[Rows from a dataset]
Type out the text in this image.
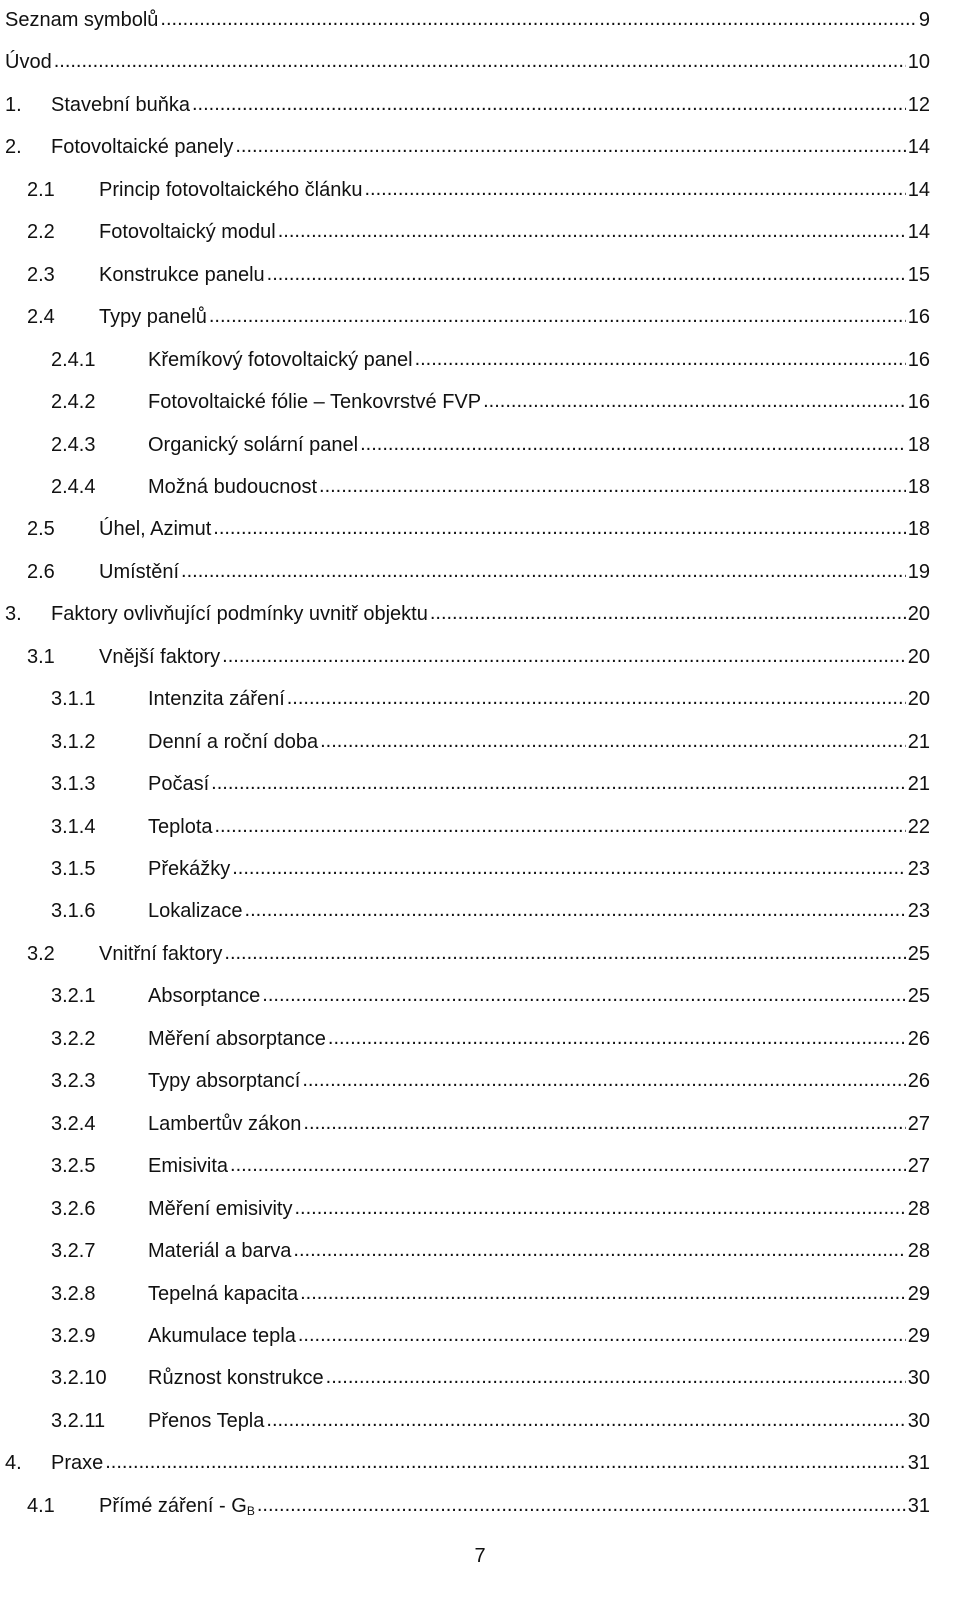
Seznam symbolů .....	9
Úvod .....	10
1.	Stavební buňka .....	12
2.	Fotovoltaické panely .....	14
2.1	Princip fotovoltaického článku .....	14
2.2	Fotovoltaický modul .....	14
2.3	Konstrukce panelu .....	15
2.4	Typy panelů .....	16
2.4.1	Křemíkový fotovoltaický panel .....	16
2.4.2	Fotovoltaické fólie – Tenkovrstvé FVP .....	16
2.4.3	Organický solární panel .....	18
2.4.4	Možná budoucnost .....	18
2.5	Úhel, Azimut .....	18
2.6	Umístění .....	19
3.	Faktory ovlivňující podmínky uvnitř objektu .....	20
3.1	Vnější faktory .....	20
3.1.1	Intenzita záření .....	20
3.1.2	Denní a roční doba .....	21
3.1.3	Počasí .....	21
3.1.4	Teplota .....	22
3.1.5	Překážky .....	23
3.1.6	Lokalizace .....	23
3.2	Vnitřní faktory .....	25
3.2.1	Absorptance .....	25
3.2.2	Měření absorptance .....	26
3.2.3	Typy absorptancí .....	26
3.2.4	Lambertův zákon .....	27
3.2.5	Emisivita .....	27
3.2.6	Měření emisivity .....	28
3.2.7	Materiál a barva .....	28
3.2.8	Tepelná kapacita .....	29
3.2.9	Akumulace tepla .....	29
3.2.10	Různost konstrukce .....	30
3.2.11	Přenos Tepla .....	30
4.	Praxe .....	31
4.1	Přímé záření - $G_B$ .....	31
7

### Instructions to follow
Print each of the records above exactly as written, leaving no picture in the copy.

### Worked answer
Type out the text in this image.
Seznam symbolů .....	9
Úvod .....	10
1.	Stavební buňka .....	12
2.	Fotovoltaické panely .....	14
2.1	Princip fotovoltaického článku .....	14
2.2	Fotovoltaický modul .....	14
2.3	Konstrukce panelu .....	15
2.4	Typy panelů .....	16
2.4.1	Křemíkový fotovoltaický panel .....	16
2.4.2	Fotovoltaické fólie – Tenkovrstvé FVP .....	16
2.4.3	Organický solární panel .....	18
2.4.4	Možná budoucnost .....	18
2.5	Úhel, Azimut .....	18
2.6	Umístění .....	19
3.	Faktory ovlivňující podmínky uvnitř objektu .....	20
3.1	Vnější faktory .....	20
3.1.1	Intenzita záření .....	20
3.1.2	Denní a roční doba .....	21
3.1.3	Počasí .....	21
3.1.4	Teplota .....	22
3.1.5	Překážky .....	23
3.1.6	Lokalizace .....	23
3.2	Vnitřní faktory .....	25
3.2.1	Absorptance .....	25
3.2.2	Měření absorptance .....	26
3.2.3	Typy absorptancí .....	26
3.2.4	Lambertův zákon .....	27
3.2.5	Emisivita .....	27
3.2.6	Měření emisivity .....	28
3.2.7	Materiál a barva .....	28
3.2.8	Tepelná kapacita .....	29
3.2.9	Akumulace tepla .....	29
3.2.10	Různost konstrukce .....	30
3.2.11	Přenos Tepla .....	30
4.	Praxe .....	31
4.1	Přímé záření - $G_B$ .....	31
7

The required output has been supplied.